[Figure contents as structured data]
+===+

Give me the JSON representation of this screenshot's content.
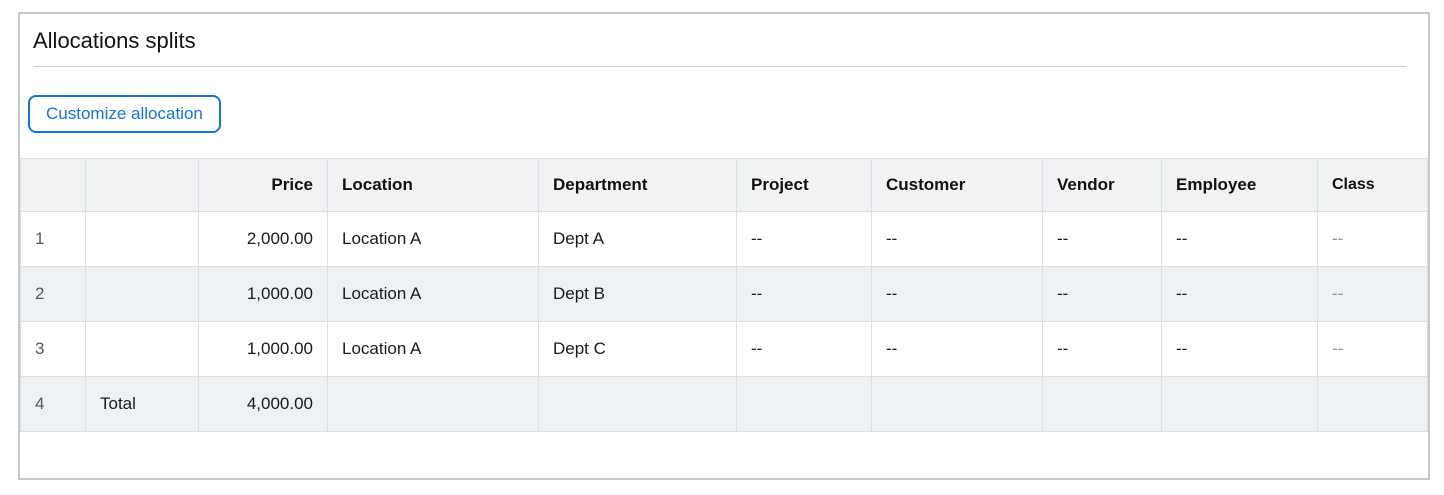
{
  "panel": {
    "title": "Allocations splits",
    "customize_button": "Customize allocation"
  },
  "table": {
    "columns": [
      {
        "key": "rownum",
        "label": ""
      },
      {
        "key": "label",
        "label": ""
      },
      {
        "key": "price",
        "label": "Price",
        "align": "right"
      },
      {
        "key": "location",
        "label": "Location"
      },
      {
        "key": "department",
        "label": "Department"
      },
      {
        "key": "project",
        "label": "Project"
      },
      {
        "key": "customer",
        "label": "Customer"
      },
      {
        "key": "vendor",
        "label": "Vendor"
      },
      {
        "key": "employee",
        "label": "Employee"
      },
      {
        "key": "class",
        "label": "Class"
      }
    ],
    "rows": [
      {
        "rownum": "1",
        "label": "",
        "price": "2,000.00",
        "location": "Location A",
        "department": "Dept A",
        "project": "--",
        "customer": "--",
        "vendor": "--",
        "employee": "--",
        "class": "--"
      },
      {
        "rownum": "2",
        "label": "",
        "price": "1,000.00",
        "location": "Location A",
        "department": "Dept B",
        "project": "--",
        "customer": "--",
        "vendor": "--",
        "employee": "--",
        "class": "--"
      },
      {
        "rownum": "3",
        "label": "",
        "price": "1,000.00",
        "location": "Location A",
        "department": "Dept C",
        "project": "--",
        "customer": "--",
        "vendor": "--",
        "employee": "--",
        "class": "--"
      },
      {
        "rownum": "4",
        "label": "Total",
        "price": "4,000.00",
        "location": "",
        "department": "",
        "project": "",
        "customer": "",
        "vendor": "",
        "employee": "",
        "class": ""
      }
    ]
  },
  "colors": {
    "accent_blue": "#1574d4",
    "panel_border": "#c9c9c9",
    "header_bg": "#f0f2f3",
    "stripe_bg": "#eef1f3",
    "grid_line": "#dbdfe2",
    "muted_text": "#8d9298"
  }
}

+===+

**What the task requires**
Can you restate all the records above word for word while dropping the pictures?

**Exercise output**
Give me the JSON representation of this screenshot's content.
{
  "panel": {
    "title": "Allocations splits",
    "customize_button": "Customize allocation"
  },
  "table": {
    "columns": [
      {
        "key": "rownum",
        "label": ""
      },
      {
        "key": "label",
        "label": ""
      },
      {
        "key": "price",
        "label": "Price",
        "align": "right"
      },
      {
        "key": "location",
        "label": "Location"
      },
      {
        "key": "department",
        "label": "Department"
      },
      {
        "key": "project",
        "label": "Project"
      },
      {
        "key": "customer",
        "label": "Customer"
      },
      {
        "key": "vendor",
        "label": "Vendor"
      },
      {
        "key": "employee",
        "label": "Employee"
      },
      {
        "key": "class",
        "label": "Class"
      }
    ],
    "rows": [
      {
        "rownum": "1",
        "label": "",
        "price": "2,000.00",
        "location": "Location A",
        "department": "Dept A",
        "project": "--",
        "customer": "--",
        "vendor": "--",
        "employee": "--",
        "class": "--"
      },
      {
        "rownum": "2",
        "label": "",
        "price": "1,000.00",
        "location": "Location A",
        "department": "Dept B",
        "project": "--",
        "customer": "--",
        "vendor": "--",
        "employee": "--",
        "class": "--"
      },
      {
        "rownum": "3",
        "label": "",
        "price": "1,000.00",
        "location": "Location A",
        "department": "Dept C",
        "project": "--",
        "customer": "--",
        "vendor": "--",
        "employee": "--",
        "class": "--"
      },
      {
        "rownum": "4",
        "label": "Total",
        "price": "4,000.00",
        "location": "",
        "department": "",
        "project": "",
        "customer": "",
        "vendor": "",
        "employee": "",
        "class": ""
      }
    ]
  },
  "colors": {
    "accent_blue": "#1574d4",
    "panel_border": "#c9c9c9",
    "header_bg": "#f0f2f3",
    "stripe_bg": "#eef1f3",
    "grid_line": "#dbdfe2",
    "muted_text": "#8d9298"
  }
}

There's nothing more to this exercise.